# Excerpted data
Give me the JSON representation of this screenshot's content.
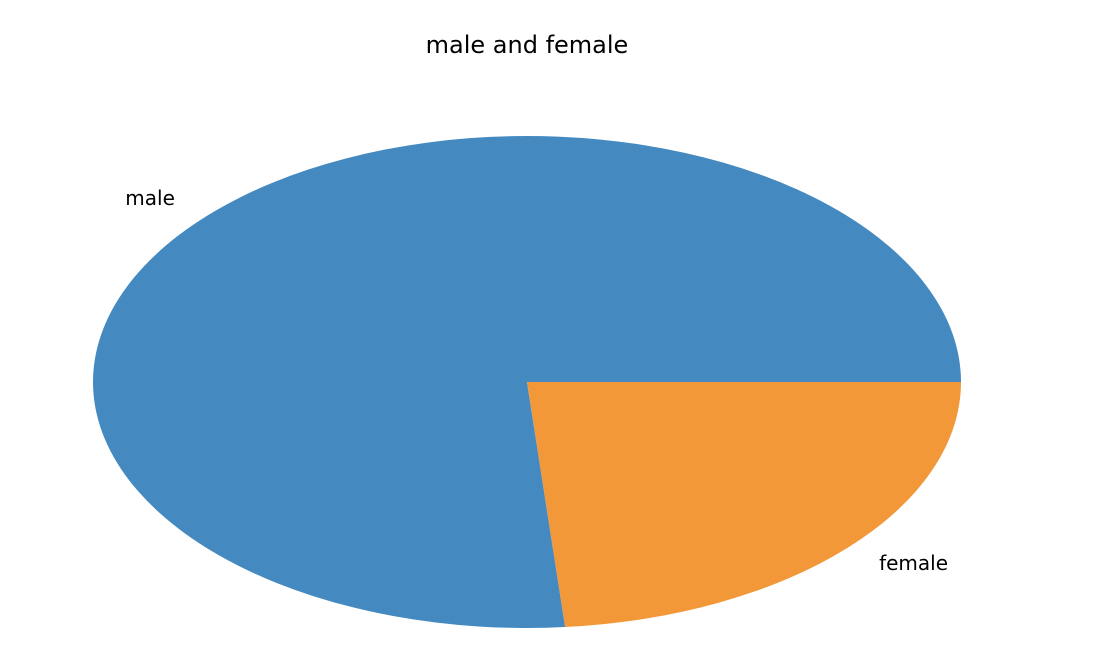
{
  "chart_data": {
    "type": "pie",
    "title": "male and female",
    "categories": [
      "male",
      "female"
    ],
    "values": [
      76.4,
      23.6
    ],
    "colors": [
      "#448ac0",
      "#f29839"
    ]
  }
}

# What you will do
Repeat the material above in full and unchanged, minus its images.

# Worked solution
Give me the JSON representation of this screenshot's content.
{
  "chart_data": {
    "type": "pie",
    "title": "male and female",
    "categories": [
      "male",
      "female"
    ],
    "values": [
      76.4,
      23.6
    ],
    "colors": [
      "#448ac0",
      "#f29839"
    ]
  }
}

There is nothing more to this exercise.